— begin RECORDS SHOWN —
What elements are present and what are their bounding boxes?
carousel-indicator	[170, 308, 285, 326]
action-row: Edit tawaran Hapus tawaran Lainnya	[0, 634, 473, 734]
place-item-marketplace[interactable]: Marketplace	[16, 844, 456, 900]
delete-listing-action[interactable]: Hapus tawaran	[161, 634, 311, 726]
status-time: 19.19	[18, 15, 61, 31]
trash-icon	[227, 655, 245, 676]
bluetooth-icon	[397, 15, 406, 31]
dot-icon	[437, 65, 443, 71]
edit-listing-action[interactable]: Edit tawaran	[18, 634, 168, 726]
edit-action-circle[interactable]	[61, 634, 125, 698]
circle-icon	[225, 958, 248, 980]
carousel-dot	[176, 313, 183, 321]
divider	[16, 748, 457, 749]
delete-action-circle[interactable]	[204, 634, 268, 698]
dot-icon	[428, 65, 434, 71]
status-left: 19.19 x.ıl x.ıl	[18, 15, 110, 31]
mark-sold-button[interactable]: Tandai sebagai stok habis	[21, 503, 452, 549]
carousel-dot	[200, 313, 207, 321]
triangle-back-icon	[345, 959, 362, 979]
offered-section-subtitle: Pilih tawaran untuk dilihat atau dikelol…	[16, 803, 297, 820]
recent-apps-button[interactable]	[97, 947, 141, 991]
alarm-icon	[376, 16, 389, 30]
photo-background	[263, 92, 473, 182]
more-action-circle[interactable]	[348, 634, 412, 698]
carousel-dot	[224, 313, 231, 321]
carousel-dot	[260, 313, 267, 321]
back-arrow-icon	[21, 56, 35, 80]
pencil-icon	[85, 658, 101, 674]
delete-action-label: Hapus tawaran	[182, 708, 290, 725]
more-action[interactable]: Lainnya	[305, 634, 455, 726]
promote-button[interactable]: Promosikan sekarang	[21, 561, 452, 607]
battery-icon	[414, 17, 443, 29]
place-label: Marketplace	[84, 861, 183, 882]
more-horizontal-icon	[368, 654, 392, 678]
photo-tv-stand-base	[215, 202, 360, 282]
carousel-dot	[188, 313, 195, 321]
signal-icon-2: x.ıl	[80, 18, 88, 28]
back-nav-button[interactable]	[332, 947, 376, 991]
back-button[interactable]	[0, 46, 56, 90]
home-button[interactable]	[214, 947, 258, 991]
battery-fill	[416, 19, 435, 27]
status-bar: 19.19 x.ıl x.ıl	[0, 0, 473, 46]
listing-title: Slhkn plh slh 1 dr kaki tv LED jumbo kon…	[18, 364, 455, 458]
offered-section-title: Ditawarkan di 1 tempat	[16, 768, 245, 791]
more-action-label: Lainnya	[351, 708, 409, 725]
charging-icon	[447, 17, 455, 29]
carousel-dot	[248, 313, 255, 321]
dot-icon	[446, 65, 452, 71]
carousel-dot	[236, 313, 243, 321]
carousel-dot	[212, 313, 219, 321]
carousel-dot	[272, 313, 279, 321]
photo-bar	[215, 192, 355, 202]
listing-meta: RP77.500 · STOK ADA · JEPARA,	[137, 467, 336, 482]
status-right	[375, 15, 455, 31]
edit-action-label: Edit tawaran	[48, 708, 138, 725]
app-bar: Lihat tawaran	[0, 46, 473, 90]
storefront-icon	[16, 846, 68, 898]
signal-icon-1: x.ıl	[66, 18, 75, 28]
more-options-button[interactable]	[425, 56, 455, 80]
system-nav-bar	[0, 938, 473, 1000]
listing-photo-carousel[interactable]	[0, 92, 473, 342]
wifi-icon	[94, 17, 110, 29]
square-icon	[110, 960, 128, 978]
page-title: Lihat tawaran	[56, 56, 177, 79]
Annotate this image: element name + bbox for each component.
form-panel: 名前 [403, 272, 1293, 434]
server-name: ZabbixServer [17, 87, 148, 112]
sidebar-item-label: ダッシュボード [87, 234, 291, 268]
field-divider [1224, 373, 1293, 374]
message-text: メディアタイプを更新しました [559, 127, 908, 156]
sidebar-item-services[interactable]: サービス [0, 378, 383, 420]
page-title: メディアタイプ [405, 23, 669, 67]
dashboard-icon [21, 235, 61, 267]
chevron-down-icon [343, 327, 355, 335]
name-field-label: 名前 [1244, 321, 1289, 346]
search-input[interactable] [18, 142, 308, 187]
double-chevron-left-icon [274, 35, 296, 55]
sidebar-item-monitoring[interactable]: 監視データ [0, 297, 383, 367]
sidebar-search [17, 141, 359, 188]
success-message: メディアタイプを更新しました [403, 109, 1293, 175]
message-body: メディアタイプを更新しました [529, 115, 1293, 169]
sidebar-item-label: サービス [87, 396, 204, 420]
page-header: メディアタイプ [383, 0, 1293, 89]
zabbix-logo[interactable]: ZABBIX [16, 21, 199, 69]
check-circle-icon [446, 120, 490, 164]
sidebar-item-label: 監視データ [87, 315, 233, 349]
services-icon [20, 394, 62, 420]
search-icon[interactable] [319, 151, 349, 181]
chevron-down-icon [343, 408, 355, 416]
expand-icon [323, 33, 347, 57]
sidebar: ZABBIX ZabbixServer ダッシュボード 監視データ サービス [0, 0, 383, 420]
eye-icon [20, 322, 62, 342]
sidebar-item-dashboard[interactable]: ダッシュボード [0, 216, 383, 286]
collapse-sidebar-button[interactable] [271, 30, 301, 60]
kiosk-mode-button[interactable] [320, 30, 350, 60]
— end RECORDS SHOWN —
▶ [PROBLEM REQUIREMENTS]
Reproduce every line of the entries above verbatim, changing nothing.

▶ [SOLUTION TO THIS EXERCISE]
What elements are present and what are their bounding boxes?
carousel-indicator	[170, 308, 285, 326]
action-row: Edit tawaran Hapus tawaran Lainnya	[0, 634, 473, 734]
place-item-marketplace[interactable]: Marketplace	[16, 844, 456, 900]
delete-listing-action[interactable]: Hapus tawaran	[161, 634, 311, 726]
status-time: 19.19	[18, 15, 61, 31]
trash-icon	[227, 655, 245, 676]
bluetooth-icon	[397, 15, 406, 31]
dot-icon	[437, 65, 443, 71]
edit-listing-action[interactable]: Edit tawaran	[18, 634, 168, 726]
edit-action-circle[interactable]	[61, 634, 125, 698]
circle-icon	[225, 958, 248, 980]
carousel-dot	[176, 313, 183, 321]
divider	[16, 748, 457, 749]
delete-action-circle[interactable]	[204, 634, 268, 698]
dot-icon	[428, 65, 434, 71]
status-left: 19.19 x.ıl x.ıl	[18, 15, 110, 31]
mark-sold-button[interactable]: Tandai sebagai stok habis	[21, 503, 452, 549]
carousel-dot	[200, 313, 207, 321]
triangle-back-icon	[345, 959, 362, 979]
offered-section-subtitle: Pilih tawaran untuk dilihat atau dikelol…	[16, 803, 297, 820]
recent-apps-button[interactable]	[97, 947, 141, 991]
alarm-icon	[376, 16, 389, 30]
photo-background	[263, 92, 473, 182]
more-action-circle[interactable]	[348, 634, 412, 698]
carousel-dot	[224, 313, 231, 321]
carousel-dot	[260, 313, 267, 321]
back-arrow-icon	[21, 56, 35, 80]
pencil-icon	[85, 658, 101, 674]
delete-action-label: Hapus tawaran	[182, 708, 290, 725]
more-action[interactable]: Lainnya	[305, 634, 455, 726]
promote-button[interactable]: Promosikan sekarang	[21, 561, 452, 607]
battery-icon	[414, 17, 443, 29]
place-label: Marketplace	[84, 861, 183, 882]
more-horizontal-icon	[368, 654, 392, 678]
photo-tv-stand-base	[215, 202, 360, 282]
carousel-dot	[188, 313, 195, 321]
signal-icon-2: x.ıl	[80, 18, 88, 28]
back-nav-button[interactable]	[332, 947, 376, 991]
back-button[interactable]	[0, 46, 56, 90]
home-button[interactable]	[214, 947, 258, 991]
battery-fill	[416, 19, 435, 27]
status-bar: 19.19 x.ıl x.ıl	[0, 0, 473, 46]
listing-title: Slhkn plh slh 1 dr kaki tv LED jumbo kon…	[18, 364, 455, 458]
offered-section-title: Ditawarkan di 1 tempat	[16, 768, 245, 791]
more-action-label: Lainnya	[351, 708, 409, 725]
charging-icon	[447, 17, 455, 29]
carousel-dot	[248, 313, 255, 321]
dot-icon	[446, 65, 452, 71]
carousel-dot	[236, 313, 243, 321]
carousel-dot	[212, 313, 219, 321]
carousel-dot	[272, 313, 279, 321]
photo-bar	[215, 192, 355, 202]
listing-meta: RP77.500 · STOK ADA · JEPARA,	[137, 467, 336, 482]
status-right	[375, 15, 455, 31]
edit-action-label: Edit tawaran	[48, 708, 138, 725]
app-bar: Lihat tawaran	[0, 46, 473, 90]
storefront-icon	[16, 846, 68, 898]
signal-icon-1: x.ıl	[66, 18, 75, 28]
more-options-button[interactable]	[425, 56, 455, 80]
system-nav-bar	[0, 938, 473, 1000]
listing-photo-carousel[interactable]	[0, 92, 473, 342]
wifi-icon	[94, 17, 110, 29]
square-icon	[110, 960, 128, 978]
page-title: Lihat tawaran	[56, 56, 177, 79]
Annotate this image: element name + bbox for each component.
form-panel: 名前 [403, 272, 1293, 434]
server-name: ZabbixServer [17, 87, 148, 112]
sidebar-item-label: ダッシュボード [87, 234, 291, 268]
field-divider [1224, 373, 1293, 374]
message-text: メディアタイプを更新しました [559, 127, 908, 156]
sidebar-item-services[interactable]: サービス [0, 378, 383, 420]
page-title: メディアタイプ [405, 23, 669, 67]
dashboard-icon [21, 235, 61, 267]
chevron-down-icon [343, 327, 355, 335]
name-field-label: 名前 [1244, 321, 1289, 346]
search-input[interactable] [18, 142, 308, 187]
double-chevron-left-icon [274, 35, 296, 55]
sidebar-item-monitoring[interactable]: 監視データ [0, 297, 383, 367]
sidebar-search [17, 141, 359, 188]
success-message: メディアタイプを更新しました [403, 109, 1293, 175]
message-body: メディアタイプを更新しました [529, 115, 1293, 169]
sidebar-item-label: サービス [87, 396, 204, 420]
page-header: メディアタイプ [383, 0, 1293, 89]
zabbix-logo[interactable]: ZABBIX [16, 21, 199, 69]
check-circle-icon [446, 120, 490, 164]
sidebar-item-label: 監視データ [87, 315, 233, 349]
services-icon [20, 394, 62, 420]
search-icon[interactable] [319, 151, 349, 181]
chevron-down-icon [343, 408, 355, 416]
expand-icon [323, 33, 347, 57]
sidebar: ZABBIX ZabbixServer ダッシュボード 監視データ サービス [0, 0, 383, 420]
eye-icon [20, 322, 62, 342]
sidebar-item-dashboard[interactable]: ダッシュボード [0, 216, 383, 286]
collapse-sidebar-button[interactable] [271, 30, 301, 60]
kiosk-mode-button[interactable] [320, 30, 350, 60]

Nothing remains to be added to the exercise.